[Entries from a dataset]

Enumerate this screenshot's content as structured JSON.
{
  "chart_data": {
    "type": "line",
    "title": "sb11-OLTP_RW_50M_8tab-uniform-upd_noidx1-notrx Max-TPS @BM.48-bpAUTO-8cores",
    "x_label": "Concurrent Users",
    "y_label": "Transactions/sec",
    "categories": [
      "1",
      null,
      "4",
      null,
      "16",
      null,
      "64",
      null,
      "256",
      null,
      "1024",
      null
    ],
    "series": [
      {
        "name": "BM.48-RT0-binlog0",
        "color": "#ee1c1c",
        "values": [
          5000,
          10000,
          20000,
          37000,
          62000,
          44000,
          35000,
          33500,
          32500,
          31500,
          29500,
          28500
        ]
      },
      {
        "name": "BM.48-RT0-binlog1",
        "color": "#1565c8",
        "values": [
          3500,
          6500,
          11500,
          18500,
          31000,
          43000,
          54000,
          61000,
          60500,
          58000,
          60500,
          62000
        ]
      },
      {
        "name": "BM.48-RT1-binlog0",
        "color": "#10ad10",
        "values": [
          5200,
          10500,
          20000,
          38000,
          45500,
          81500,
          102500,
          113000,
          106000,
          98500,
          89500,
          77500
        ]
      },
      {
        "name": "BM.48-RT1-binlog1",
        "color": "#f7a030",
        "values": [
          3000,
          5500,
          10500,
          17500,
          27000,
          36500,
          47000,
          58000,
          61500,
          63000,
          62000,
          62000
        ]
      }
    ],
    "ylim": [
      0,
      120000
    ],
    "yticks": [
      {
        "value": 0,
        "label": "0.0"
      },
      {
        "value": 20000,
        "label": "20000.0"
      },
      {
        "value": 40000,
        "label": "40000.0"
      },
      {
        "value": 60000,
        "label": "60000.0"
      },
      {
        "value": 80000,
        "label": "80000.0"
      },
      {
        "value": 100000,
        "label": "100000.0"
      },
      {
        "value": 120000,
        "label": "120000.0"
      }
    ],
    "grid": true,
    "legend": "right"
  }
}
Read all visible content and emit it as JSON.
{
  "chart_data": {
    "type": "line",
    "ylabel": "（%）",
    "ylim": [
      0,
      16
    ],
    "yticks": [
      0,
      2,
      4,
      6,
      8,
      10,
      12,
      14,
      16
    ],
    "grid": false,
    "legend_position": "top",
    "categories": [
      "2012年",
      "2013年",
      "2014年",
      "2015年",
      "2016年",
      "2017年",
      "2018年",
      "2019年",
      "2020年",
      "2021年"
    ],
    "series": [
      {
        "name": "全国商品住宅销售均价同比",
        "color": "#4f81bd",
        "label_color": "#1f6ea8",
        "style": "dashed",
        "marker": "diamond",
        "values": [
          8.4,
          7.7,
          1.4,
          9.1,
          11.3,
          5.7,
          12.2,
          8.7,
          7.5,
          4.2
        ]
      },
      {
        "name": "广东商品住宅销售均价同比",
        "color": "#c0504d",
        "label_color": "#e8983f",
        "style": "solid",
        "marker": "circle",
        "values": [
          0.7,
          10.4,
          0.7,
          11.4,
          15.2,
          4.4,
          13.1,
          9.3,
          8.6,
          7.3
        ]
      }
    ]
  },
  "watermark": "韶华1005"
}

[Written problem] Nothing but the lines from the one with "Read all visible content and emit it as JSON." through the end of the data above should be repeated, each exactly as it stands.

[Solution]
Read all visible content and emit it as JSON.
{
  "chart_data": {
    "type": "line",
    "ylabel": "（%）",
    "ylim": [
      0,
      16
    ],
    "yticks": [
      0,
      2,
      4,
      6,
      8,
      10,
      12,
      14,
      16
    ],
    "grid": false,
    "legend_position": "top",
    "categories": [
      "2012年",
      "2013年",
      "2014年",
      "2015年",
      "2016年",
      "2017年",
      "2018年",
      "2019年",
      "2020年",
      "2021年"
    ],
    "series": [
      {
        "name": "全国商品住宅销售均价同比",
        "color": "#4f81bd",
        "label_color": "#1f6ea8",
        "style": "dashed",
        "marker": "diamond",
        "values": [
          8.4,
          7.7,
          1.4,
          9.1,
          11.3,
          5.7,
          12.2,
          8.7,
          7.5,
          4.2
        ]
      },
      {
        "name": "广东商品住宅销售均价同比",
        "color": "#c0504d",
        "label_color": "#e8983f",
        "style": "solid",
        "marker": "circle",
        "values": [
          0.7,
          10.4,
          0.7,
          11.4,
          15.2,
          4.4,
          13.1,
          9.3,
          8.6,
          7.3
        ]
      }
    ]
  },
  "watermark": "韶华1005"
}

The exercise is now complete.